**TEXT PASSAGE**
___

95 6.2 Major Findings

6.2.1 MKR mice have an atypical form of type 2 diabetes By studying the phenotypic and metabolic profiles of MKR mice (Chapter 3.3), we showed that MKR mice had lower body weights at all age groups compared to control mice. Though being lean, they had higher fat mass and lower lean mass (Chapter 3.3). The development of insulin resistance in these mice was confirmed by ITT and HOMA-IR. Despite the marked insulin resistance that was exhibited by these mice, they had relatively normal fasting blood glucose at 10 weeks old as showed by GTT results in Chapter 3.3. This is likely a consequence of the metabolic inflexibility in MKR mice that enable them to utilise glucose on the expense of fat during fasting (146). This metabolic inflexibility indicates the severe impairment of fat metabolism in these mice. The association between the lack of IGF-1 and disturbed lipid metabolism of diabetic patients has been demonstrated in many studies (436). IGF-1 stimulates fatty acid transport in muscle and its inhibition causes redistribution of circulating FFA to the liver, which eventually leads to hepatic steatosis (437). Furthermore, adult mice with partial igf-1 deletion displayed impaired fat metabolism as indicated by decreased expression of genes involved in lipid metabolism (ATP-citrate lyase, acetyl-CoA acyltransferase 1B, acetyl-CoA acetyltransferase 1) and cholesterol synthesis and transport (HMG-CoA reductase and synthase, LDL-related protein 1) resulting in dyslipidaemia (438). Overall, all these findings in conjunction with our findings indicate that IGF-1 deficiency could be responsible for altering fat metabolism that participate in the development of this non-obese diabetic phenotype with lipid metabolic aberrations. Interestingly, MKR mice showed no significant difference in glucose and insulin tolerance at 33 weeks old which needs further study.

___

(Page segmentation data)
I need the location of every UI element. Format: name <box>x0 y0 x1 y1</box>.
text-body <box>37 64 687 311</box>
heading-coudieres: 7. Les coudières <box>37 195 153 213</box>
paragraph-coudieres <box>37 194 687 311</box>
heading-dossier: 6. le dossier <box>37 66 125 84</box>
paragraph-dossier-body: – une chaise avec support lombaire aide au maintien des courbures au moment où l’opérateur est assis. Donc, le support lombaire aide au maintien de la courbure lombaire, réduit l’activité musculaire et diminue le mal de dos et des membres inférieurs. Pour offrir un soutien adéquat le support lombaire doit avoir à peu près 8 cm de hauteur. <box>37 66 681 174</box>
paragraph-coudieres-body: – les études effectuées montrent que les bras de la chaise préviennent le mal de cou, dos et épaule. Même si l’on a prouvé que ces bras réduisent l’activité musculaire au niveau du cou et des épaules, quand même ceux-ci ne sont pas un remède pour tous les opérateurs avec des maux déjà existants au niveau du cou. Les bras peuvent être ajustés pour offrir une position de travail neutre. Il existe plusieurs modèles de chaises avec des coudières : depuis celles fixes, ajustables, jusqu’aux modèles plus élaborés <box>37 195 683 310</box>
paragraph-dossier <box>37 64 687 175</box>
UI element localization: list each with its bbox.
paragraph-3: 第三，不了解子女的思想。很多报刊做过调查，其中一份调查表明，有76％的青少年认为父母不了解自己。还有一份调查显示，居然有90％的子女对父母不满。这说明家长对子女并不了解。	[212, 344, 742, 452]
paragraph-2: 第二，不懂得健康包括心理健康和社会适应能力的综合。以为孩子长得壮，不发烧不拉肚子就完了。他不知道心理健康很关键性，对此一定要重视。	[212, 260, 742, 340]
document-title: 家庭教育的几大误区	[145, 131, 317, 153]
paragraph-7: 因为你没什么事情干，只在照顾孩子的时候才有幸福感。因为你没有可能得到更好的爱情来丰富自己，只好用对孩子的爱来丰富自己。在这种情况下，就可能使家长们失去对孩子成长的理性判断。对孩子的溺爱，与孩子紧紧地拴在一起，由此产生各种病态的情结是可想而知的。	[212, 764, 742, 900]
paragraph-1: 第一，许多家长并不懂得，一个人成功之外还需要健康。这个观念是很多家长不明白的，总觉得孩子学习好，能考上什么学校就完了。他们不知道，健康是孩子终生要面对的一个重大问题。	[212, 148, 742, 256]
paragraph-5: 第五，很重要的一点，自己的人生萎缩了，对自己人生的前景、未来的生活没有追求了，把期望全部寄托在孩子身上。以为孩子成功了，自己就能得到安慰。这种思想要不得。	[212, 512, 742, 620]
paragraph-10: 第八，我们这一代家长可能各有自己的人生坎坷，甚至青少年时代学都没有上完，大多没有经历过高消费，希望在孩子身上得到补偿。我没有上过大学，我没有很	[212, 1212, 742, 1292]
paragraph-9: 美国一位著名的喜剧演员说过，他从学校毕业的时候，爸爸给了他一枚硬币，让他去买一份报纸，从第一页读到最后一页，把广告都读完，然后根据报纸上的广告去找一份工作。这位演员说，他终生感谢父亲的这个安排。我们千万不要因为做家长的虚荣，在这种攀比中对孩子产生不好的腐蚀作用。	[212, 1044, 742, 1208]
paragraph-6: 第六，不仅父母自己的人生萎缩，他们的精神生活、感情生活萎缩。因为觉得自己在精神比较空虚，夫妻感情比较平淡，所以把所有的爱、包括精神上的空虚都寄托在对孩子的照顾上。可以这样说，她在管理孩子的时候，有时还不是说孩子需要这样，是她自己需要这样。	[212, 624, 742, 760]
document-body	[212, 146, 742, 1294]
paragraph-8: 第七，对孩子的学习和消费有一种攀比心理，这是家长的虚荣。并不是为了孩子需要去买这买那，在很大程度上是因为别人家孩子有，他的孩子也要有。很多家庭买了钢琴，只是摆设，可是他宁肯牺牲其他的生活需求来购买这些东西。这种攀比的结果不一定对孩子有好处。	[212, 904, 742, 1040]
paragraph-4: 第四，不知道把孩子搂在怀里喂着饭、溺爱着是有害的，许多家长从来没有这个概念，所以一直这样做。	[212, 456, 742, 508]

___

**WORK ORDER A**
Answer the following questions using the passage on MKR mice.
(i) Which two measures confirmed the development of insulin resistance in MKR mice?
(ii) What does IGF-1 stimulate in muscle?
(iii) At what age did MKR mice show no significant difference in glucose and insulin tolerance?
**WORK ORDER B**
Translate this sentence from the passage on MKR mice into French: "The development of insulin resistance in these mice was confirmed by ITT and HOMA-IR."

**ANSWER SPACE A**
(i) ITT and HOMA-IR
(ii) Fatty acid transport
(iii) 33 weeks old

**ANSWER SPACE B**
Le développement de la résistance à l'insuline chez ces souris a été confirmé par l'ITT et le HOMA-IR.